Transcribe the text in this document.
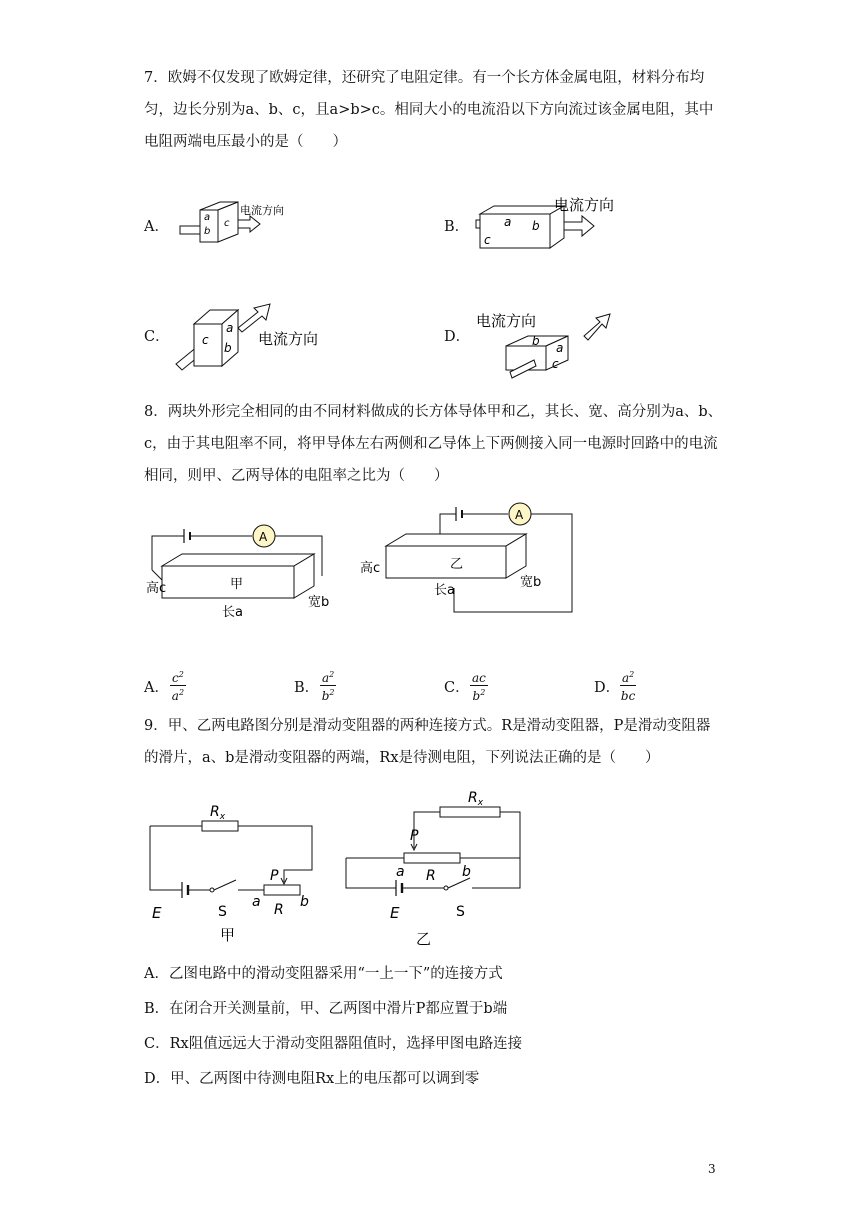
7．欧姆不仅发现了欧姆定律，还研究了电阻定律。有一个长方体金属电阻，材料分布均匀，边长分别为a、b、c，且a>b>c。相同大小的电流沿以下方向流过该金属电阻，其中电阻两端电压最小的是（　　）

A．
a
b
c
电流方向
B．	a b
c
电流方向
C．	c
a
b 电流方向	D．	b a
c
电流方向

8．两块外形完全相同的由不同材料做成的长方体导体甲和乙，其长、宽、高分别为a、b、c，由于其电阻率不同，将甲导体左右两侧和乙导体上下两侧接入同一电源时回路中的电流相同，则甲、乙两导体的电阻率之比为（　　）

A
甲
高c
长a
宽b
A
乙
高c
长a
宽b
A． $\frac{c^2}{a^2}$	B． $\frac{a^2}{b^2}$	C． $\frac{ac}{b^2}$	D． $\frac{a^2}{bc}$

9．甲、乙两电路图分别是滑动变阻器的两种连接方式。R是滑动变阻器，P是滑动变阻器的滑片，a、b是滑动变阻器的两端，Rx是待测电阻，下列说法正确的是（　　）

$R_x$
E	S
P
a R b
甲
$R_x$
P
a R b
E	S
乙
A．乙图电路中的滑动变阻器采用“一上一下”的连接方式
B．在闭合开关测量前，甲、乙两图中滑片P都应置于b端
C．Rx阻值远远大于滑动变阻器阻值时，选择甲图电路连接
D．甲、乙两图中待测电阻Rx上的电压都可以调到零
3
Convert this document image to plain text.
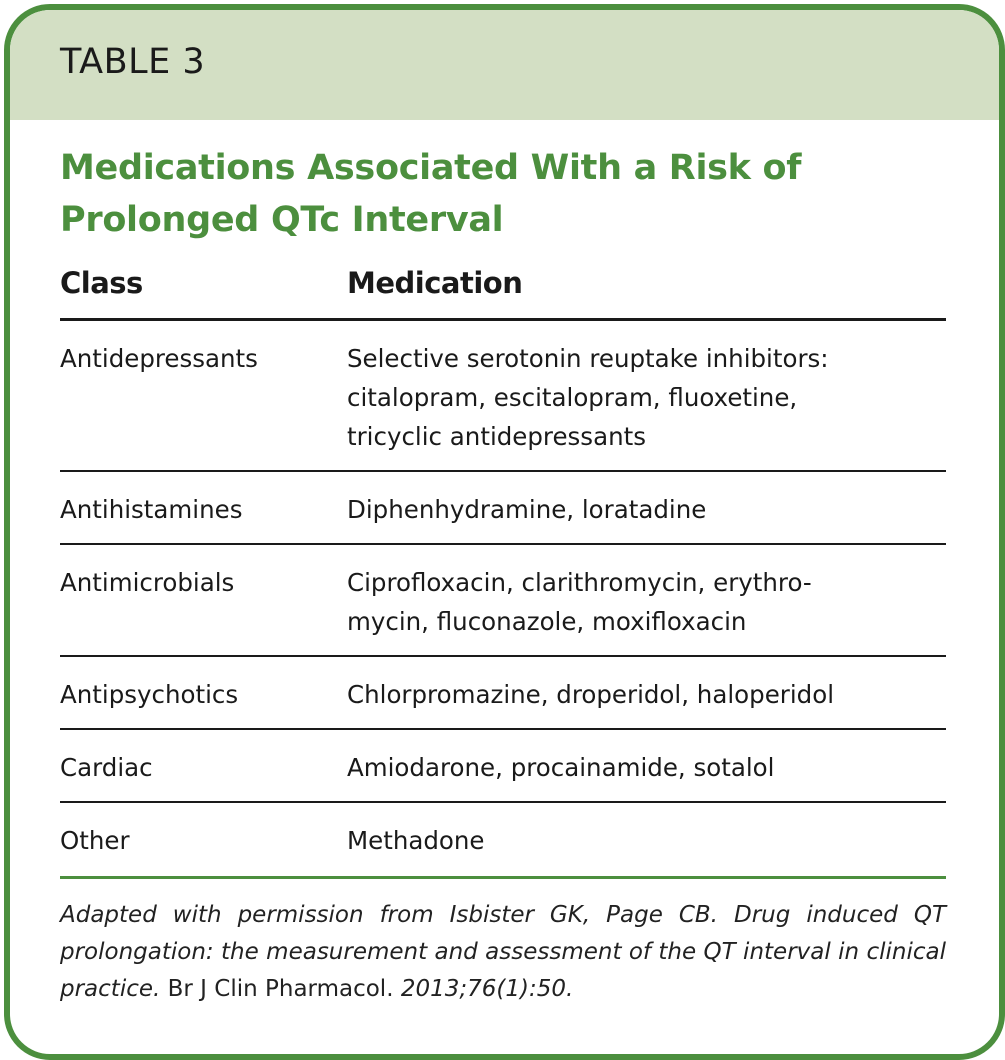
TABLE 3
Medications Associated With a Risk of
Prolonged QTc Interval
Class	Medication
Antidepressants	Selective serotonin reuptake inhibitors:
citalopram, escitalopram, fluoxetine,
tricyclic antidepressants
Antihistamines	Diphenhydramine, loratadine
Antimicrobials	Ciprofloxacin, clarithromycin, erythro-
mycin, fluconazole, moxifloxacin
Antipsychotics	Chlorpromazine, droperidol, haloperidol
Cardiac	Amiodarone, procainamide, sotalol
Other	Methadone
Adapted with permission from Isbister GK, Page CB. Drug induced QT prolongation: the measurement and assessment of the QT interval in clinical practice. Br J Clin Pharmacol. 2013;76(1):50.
----------
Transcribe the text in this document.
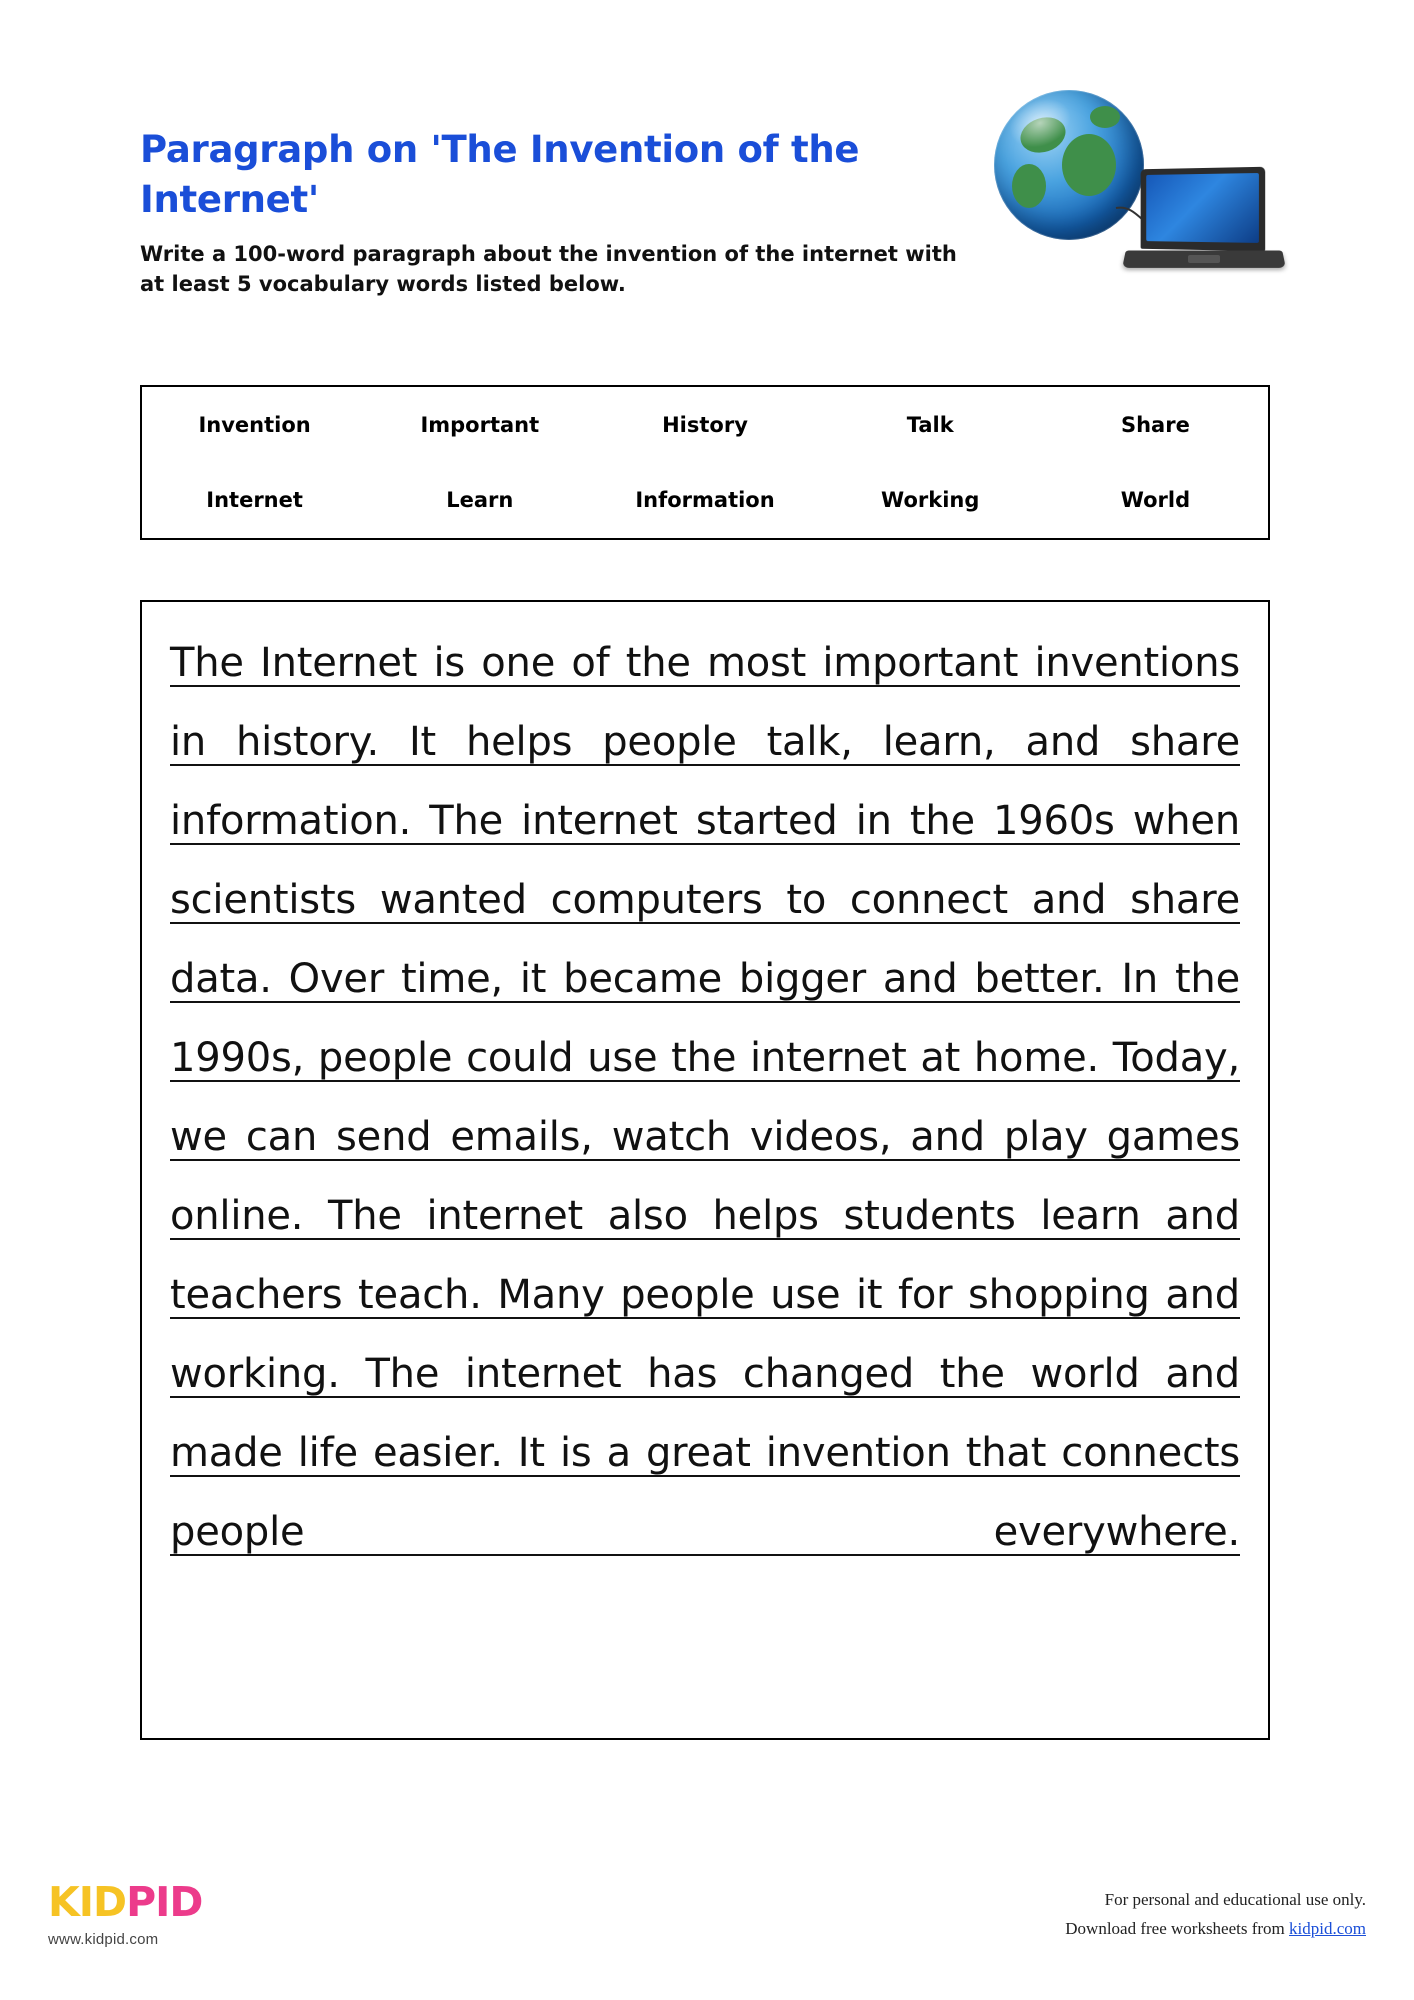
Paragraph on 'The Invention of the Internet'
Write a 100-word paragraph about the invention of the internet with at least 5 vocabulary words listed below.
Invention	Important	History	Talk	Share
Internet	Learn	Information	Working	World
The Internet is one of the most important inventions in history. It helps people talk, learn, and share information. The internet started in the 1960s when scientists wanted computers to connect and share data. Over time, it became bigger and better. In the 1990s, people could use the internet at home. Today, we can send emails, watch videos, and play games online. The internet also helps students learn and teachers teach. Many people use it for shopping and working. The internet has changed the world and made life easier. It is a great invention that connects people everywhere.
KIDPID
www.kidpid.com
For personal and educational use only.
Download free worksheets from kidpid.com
----------
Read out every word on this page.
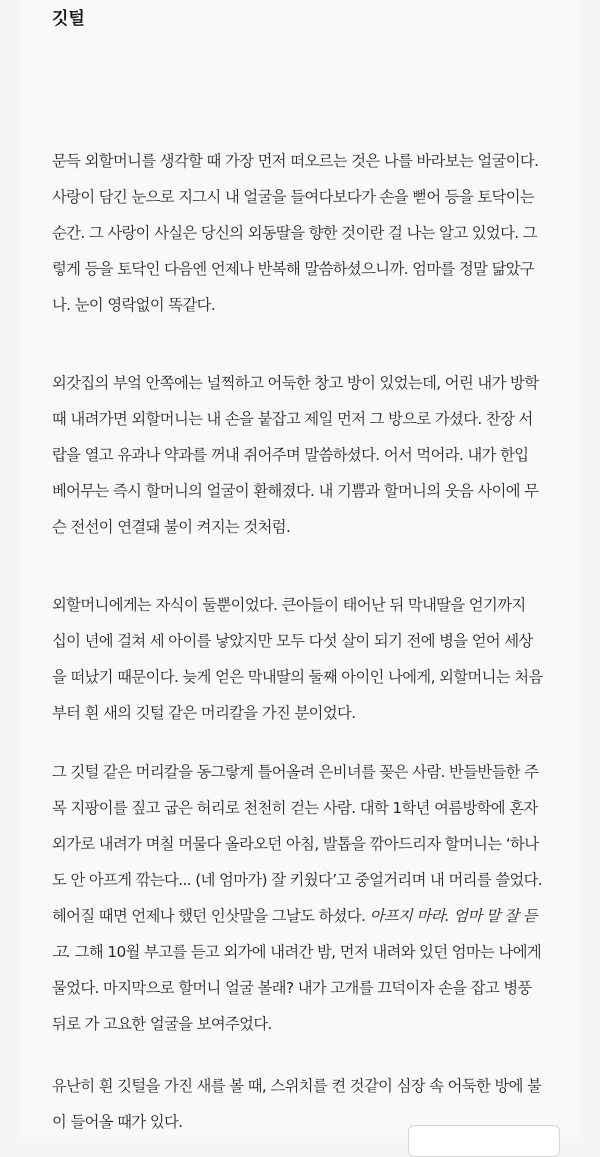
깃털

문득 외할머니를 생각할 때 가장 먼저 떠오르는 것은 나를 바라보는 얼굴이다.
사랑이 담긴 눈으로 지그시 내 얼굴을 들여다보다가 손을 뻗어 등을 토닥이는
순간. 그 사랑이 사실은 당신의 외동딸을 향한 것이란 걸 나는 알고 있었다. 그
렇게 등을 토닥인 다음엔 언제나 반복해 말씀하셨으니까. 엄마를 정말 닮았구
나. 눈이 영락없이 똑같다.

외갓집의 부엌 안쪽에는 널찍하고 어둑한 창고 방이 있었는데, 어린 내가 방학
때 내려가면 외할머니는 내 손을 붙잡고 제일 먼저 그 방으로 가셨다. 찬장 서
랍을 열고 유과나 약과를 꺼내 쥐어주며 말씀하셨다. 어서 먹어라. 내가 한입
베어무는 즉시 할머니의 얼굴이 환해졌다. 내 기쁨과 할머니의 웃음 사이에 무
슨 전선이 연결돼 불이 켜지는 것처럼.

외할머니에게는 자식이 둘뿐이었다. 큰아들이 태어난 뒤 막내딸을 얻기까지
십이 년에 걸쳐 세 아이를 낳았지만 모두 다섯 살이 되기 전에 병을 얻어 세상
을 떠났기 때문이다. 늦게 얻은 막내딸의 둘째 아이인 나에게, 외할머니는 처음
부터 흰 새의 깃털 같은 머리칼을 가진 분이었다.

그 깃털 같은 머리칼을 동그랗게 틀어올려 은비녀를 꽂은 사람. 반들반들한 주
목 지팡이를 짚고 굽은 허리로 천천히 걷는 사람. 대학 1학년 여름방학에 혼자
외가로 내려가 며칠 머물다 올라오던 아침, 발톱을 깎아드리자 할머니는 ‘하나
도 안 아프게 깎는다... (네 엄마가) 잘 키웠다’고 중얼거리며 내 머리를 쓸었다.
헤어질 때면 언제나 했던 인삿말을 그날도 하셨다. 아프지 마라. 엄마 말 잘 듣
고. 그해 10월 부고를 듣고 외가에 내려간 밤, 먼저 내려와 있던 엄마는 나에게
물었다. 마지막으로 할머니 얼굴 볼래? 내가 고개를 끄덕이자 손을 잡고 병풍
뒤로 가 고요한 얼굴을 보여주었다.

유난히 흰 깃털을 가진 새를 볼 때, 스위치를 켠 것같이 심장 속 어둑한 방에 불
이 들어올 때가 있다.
----------
Task - Isolate the lines above that contain the word "머리칼을" and copy them.

Problem solution -
부터 흰 새의 깃털 같은 머리칼을 가진 분이었다.
그 깃털 같은 머리칼을 동그랗게 틀어올려 은비녀를 꽂은 사람. 반들반들한 주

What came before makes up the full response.